:: Aim of the task ::
Return only the number of lines holding the word "document".

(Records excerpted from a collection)
☆ ☆ ☆ ☆ ☆ ☆ ☆

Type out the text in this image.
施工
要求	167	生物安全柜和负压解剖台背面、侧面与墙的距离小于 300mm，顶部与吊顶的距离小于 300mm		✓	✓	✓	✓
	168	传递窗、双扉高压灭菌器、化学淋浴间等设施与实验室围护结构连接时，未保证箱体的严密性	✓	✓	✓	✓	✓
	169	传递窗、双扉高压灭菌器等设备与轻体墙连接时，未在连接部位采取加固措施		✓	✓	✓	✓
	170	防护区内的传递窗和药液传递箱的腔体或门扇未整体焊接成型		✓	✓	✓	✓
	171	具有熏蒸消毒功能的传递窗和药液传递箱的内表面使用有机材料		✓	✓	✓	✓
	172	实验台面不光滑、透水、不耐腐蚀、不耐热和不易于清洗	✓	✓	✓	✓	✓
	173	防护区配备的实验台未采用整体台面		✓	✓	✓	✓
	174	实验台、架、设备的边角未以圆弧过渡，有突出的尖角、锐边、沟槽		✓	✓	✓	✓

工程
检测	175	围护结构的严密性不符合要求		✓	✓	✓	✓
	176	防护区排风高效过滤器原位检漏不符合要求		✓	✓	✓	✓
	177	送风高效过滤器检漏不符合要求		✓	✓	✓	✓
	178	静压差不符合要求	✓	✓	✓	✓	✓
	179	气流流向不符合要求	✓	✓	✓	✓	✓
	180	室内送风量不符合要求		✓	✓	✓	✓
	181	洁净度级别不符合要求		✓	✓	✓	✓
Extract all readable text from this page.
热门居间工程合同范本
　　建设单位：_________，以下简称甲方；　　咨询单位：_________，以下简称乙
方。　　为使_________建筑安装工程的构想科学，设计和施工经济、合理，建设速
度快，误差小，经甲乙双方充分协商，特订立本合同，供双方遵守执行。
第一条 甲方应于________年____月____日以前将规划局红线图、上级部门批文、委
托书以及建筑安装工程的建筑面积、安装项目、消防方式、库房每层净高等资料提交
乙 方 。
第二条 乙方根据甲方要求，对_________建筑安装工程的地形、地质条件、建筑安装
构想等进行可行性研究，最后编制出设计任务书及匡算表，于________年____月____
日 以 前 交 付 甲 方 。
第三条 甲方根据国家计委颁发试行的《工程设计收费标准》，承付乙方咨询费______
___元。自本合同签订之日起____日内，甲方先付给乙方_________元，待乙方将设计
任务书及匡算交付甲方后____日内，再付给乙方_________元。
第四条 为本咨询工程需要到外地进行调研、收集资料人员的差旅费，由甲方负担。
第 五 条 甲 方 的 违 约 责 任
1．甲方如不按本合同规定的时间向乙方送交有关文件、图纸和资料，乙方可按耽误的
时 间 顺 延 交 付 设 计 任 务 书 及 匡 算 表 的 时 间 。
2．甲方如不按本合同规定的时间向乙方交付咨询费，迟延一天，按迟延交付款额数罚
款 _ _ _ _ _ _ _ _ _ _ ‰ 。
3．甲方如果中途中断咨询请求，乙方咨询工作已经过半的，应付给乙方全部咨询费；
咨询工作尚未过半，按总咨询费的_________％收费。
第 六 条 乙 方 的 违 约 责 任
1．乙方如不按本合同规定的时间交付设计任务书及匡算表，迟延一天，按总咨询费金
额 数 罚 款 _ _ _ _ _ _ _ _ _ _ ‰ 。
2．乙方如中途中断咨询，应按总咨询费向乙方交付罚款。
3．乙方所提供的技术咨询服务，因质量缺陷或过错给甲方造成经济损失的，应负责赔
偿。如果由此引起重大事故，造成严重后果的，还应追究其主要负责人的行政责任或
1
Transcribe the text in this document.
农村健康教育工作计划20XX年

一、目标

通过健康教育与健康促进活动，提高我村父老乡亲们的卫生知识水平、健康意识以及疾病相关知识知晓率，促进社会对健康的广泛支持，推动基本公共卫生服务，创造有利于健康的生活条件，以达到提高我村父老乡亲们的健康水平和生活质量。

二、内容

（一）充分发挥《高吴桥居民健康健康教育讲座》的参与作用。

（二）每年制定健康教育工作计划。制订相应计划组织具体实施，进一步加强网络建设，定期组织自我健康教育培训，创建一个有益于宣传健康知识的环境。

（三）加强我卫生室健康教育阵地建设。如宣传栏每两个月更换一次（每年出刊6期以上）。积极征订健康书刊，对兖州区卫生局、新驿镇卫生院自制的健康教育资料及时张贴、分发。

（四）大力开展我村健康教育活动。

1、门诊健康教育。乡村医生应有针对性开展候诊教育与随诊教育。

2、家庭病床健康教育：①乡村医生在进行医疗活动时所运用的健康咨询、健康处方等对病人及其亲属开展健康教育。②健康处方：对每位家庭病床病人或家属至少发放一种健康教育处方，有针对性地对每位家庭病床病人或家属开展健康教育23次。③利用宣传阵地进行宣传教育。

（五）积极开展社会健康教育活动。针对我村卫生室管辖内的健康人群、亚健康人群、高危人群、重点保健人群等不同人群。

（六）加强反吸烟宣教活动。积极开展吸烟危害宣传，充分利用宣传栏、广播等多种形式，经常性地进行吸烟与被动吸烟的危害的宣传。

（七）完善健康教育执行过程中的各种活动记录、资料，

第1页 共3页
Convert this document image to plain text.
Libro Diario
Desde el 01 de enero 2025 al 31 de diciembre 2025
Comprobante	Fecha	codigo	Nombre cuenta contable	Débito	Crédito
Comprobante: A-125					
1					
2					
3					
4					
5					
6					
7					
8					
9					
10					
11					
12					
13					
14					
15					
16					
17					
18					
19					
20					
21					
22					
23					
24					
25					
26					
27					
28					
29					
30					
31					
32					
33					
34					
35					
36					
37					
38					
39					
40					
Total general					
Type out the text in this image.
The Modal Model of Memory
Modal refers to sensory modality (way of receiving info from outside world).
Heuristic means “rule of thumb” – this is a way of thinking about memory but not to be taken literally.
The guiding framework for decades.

☆ ☆ ☆ ☆ ☆ ☆ ☆

:: Solved problem ::
2